Data listing
══════════

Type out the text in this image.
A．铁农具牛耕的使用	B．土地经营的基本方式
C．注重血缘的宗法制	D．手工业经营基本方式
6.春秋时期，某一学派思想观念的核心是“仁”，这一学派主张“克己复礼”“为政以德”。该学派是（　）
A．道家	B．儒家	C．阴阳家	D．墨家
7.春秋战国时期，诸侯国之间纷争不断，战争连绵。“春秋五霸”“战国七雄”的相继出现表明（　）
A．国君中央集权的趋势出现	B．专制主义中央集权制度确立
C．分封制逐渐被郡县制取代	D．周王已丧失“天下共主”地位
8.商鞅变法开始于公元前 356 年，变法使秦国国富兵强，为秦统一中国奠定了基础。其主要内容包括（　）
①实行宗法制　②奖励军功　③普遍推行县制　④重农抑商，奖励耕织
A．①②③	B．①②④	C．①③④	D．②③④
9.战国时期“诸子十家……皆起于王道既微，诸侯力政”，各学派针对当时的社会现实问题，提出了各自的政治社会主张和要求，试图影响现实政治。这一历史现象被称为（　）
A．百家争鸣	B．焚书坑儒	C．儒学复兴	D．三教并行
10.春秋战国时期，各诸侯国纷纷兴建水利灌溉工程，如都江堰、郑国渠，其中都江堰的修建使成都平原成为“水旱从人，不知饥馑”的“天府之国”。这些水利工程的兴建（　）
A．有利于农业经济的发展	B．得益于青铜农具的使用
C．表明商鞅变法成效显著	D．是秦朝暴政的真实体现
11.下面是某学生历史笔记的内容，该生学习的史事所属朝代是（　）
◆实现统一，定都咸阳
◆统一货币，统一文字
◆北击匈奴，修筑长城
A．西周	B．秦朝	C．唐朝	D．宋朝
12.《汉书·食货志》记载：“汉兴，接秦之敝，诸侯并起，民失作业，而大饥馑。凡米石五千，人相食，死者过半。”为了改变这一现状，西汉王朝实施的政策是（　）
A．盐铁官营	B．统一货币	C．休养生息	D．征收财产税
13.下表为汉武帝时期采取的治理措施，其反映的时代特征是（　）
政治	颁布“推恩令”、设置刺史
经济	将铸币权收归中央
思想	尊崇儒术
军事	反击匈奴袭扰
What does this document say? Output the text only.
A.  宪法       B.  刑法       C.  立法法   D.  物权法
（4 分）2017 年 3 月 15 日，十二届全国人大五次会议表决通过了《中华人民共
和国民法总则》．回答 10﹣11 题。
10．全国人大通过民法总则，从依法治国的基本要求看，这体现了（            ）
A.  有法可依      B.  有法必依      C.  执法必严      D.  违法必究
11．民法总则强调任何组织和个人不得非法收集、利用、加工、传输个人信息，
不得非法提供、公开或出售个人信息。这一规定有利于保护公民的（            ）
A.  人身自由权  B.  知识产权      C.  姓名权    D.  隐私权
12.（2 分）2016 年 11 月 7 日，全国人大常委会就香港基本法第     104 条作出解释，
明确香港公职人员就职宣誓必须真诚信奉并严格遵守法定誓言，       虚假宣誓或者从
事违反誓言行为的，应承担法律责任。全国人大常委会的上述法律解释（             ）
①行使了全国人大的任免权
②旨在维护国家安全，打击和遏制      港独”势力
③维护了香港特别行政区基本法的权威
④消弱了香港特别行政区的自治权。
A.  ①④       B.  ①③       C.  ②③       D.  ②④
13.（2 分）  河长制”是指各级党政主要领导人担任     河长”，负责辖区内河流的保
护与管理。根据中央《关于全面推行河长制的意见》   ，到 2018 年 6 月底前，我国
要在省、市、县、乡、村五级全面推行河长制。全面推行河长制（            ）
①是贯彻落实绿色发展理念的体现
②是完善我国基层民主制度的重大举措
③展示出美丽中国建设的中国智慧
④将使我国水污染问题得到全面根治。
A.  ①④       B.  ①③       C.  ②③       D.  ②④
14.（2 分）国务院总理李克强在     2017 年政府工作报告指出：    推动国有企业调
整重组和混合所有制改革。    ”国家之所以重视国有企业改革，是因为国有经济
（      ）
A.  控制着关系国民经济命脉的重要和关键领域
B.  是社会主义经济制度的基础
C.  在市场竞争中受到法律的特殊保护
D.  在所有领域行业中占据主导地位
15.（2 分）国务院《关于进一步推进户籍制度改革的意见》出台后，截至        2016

══════════

## Task prompt:
Each line of the listing should be echoed back exactly.

## Task output:
Type out the text in this image.
A．铁农具牛耕的使用	B．土地经营的基本方式
C．注重血缘的宗法制	D．手工业经营基本方式
6.春秋时期，某一学派思想观念的核心是“仁”，这一学派主张“克己复礼”“为政以德”。该学派是（　）
A．道家	B．儒家	C．阴阳家	D．墨家
7.春秋战国时期，诸侯国之间纷争不断，战争连绵。“春秋五霸”“战国七雄”的相继出现表明（　）
A．国君中央集权的趋势出现	B．专制主义中央集权制度确立
C．分封制逐渐被郡县制取代	D．周王已丧失“天下共主”地位
8.商鞅变法开始于公元前 356 年，变法使秦国国富兵强，为秦统一中国奠定了基础。其主要内容包括（　）
①实行宗法制　②奖励军功　③普遍推行县制　④重农抑商，奖励耕织
A．①②③	B．①②④	C．①③④	D．②③④
9.战国时期“诸子十家……皆起于王道既微，诸侯力政”，各学派针对当时的社会现实问题，提出了各自的政治社会主张和要求，试图影响现实政治。这一历史现象被称为（　）
A．百家争鸣	B．焚书坑儒	C．儒学复兴	D．三教并行
10.春秋战国时期，各诸侯国纷纷兴建水利灌溉工程，如都江堰、郑国渠，其中都江堰的修建使成都平原成为“水旱从人，不知饥馑”的“天府之国”。这些水利工程的兴建（　）
A．有利于农业经济的发展	B．得益于青铜农具的使用
C．表明商鞅变法成效显著	D．是秦朝暴政的真实体现
11.下面是某学生历史笔记的内容，该生学习的史事所属朝代是（　）
◆实现统一，定都咸阳
◆统一货币，统一文字
◆北击匈奴，修筑长城
A．西周	B．秦朝	C．唐朝	D．宋朝
12.《汉书·食货志》记载：“汉兴，接秦之敝，诸侯并起，民失作业，而大饥馑。凡米石五千，人相食，死者过半。”为了改变这一现状，西汉王朝实施的政策是（　）
A．盐铁官营	B．统一货币	C．休养生息	D．征收财产税
13.下表为汉武帝时期采取的治理措施，其反映的时代特征是（　）
政治	颁布“推恩令”、设置刺史
经济	将铸币权收归中央
思想	尊崇儒术
军事	反击匈奴袭扰
What does this document say? Output the text only.
A.  宪法       B.  刑法       C.  立法法   D.  物权法
（4 分）2017 年 3 月 15 日，十二届全国人大五次会议表决通过了《中华人民共
和国民法总则》．回答 10﹣11 题。
10．全国人大通过民法总则，从依法治国的基本要求看，这体现了（            ）
A.  有法可依      B.  有法必依      C.  执法必严      D.  违法必究
11．民法总则强调任何组织和个人不得非法收集、利用、加工、传输个人信息，
不得非法提供、公开或出售个人信息。这一规定有利于保护公民的（            ）
A.  人身自由权  B.  知识产权      C.  姓名权    D.  隐私权
12.（2 分）2016 年 11 月 7 日，全国人大常委会就香港基本法第     104 条作出解释，
明确香港公职人员就职宣誓必须真诚信奉并严格遵守法定誓言，       虚假宣誓或者从
事违反誓言行为的，应承担法律责任。全国人大常委会的上述法律解释（             ）
①行使了全国人大的任免权
②旨在维护国家安全，打击和遏制      港独”势力
③维护了香港特别行政区基本法的权威
④消弱了香港特别行政区的自治权。
A.  ①④       B.  ①③       C.  ②③       D.  ②④
13.（2 分）  河长制”是指各级党政主要领导人担任     河长”，负责辖区内河流的保
护与管理。根据中央《关于全面推行河长制的意见》   ，到 2018 年 6 月底前，我国
要在省、市、县、乡、村五级全面推行河长制。全面推行河长制（            ）
①是贯彻落实绿色发展理念的体现
②是完善我国基层民主制度的重大举措
③展示出美丽中国建设的中国智慧
④将使我国水污染问题得到全面根治。
A.  ①④       B.  ①③       C.  ②③       D.  ②④
14.（2 分）国务院总理李克强在     2017 年政府工作报告指出：    推动国有企业调
整重组和混合所有制改革。    ”国家之所以重视国有企业改革，是因为国有经济
（      ）
A.  控制着关系国民经济命脉的重要和关键领域
B.  是社会主义经济制度的基础
C.  在市场竞争中受到法律的特殊保护
D.  在所有领域行业中占据主导地位
15.（2 分）国务院《关于进一步推进户籍制度改革的意见》出台后，截至        2016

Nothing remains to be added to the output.